EXERCISE DETAILS => Read the records below. Copy each line where the string "water" occurs.

════

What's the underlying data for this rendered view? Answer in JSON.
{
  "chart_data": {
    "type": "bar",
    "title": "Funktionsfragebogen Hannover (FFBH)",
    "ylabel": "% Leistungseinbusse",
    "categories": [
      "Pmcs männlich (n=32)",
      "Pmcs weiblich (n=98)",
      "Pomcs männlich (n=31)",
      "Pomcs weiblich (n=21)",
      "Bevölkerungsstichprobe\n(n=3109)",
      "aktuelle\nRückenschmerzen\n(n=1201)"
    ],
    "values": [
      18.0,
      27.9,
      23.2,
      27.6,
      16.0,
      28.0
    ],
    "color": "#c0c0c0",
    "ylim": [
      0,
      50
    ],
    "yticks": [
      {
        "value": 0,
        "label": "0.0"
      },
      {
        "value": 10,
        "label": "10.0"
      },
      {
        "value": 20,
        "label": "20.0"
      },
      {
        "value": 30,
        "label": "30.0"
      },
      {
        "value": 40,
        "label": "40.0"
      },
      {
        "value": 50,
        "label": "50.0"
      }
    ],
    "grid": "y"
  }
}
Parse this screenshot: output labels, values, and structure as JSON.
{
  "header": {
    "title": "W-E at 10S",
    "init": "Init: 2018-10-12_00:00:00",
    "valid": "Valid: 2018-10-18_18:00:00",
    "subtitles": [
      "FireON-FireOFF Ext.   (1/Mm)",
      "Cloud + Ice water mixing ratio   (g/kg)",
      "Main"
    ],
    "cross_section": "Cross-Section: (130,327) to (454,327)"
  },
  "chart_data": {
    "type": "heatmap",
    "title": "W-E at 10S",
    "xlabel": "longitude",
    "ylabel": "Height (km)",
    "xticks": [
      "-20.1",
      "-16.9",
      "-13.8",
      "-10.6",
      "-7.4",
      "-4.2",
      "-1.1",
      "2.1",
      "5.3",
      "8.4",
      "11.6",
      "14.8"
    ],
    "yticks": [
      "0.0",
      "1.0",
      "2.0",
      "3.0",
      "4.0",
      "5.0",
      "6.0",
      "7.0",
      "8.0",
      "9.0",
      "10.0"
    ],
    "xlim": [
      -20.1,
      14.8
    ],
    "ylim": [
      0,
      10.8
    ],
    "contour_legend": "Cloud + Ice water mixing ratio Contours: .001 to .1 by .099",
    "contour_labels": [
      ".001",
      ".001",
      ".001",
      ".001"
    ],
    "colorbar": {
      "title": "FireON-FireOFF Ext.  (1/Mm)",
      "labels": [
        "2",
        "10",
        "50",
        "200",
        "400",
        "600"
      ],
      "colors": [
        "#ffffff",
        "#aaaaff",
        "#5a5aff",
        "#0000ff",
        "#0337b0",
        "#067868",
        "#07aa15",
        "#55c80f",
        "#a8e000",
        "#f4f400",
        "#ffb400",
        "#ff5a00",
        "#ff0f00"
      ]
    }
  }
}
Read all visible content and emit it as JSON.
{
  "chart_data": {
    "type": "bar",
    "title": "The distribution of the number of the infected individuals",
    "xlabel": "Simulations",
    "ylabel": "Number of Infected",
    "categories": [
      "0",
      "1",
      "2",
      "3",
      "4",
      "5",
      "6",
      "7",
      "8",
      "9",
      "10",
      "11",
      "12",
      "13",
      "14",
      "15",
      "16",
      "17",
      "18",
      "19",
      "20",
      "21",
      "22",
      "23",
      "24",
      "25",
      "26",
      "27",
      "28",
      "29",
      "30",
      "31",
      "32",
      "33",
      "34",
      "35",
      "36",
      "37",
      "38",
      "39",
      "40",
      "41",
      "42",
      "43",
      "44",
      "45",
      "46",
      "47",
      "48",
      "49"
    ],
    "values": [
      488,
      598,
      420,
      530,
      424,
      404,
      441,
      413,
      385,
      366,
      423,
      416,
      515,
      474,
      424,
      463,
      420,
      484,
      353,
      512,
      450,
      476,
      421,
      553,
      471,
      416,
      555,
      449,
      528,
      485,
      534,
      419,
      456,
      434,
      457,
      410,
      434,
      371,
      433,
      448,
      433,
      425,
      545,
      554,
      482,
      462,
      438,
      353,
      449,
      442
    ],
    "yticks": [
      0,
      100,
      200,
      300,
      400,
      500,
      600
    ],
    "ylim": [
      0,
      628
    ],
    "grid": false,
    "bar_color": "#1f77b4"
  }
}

════

RESULT FOR THIS EXERCISE =>
      "Cloud + Ice water mixing ratio   (g/kg)",
    "contour_legend": "Cloud + Ice water mixing ratio Contours: .001 to .1 by .099",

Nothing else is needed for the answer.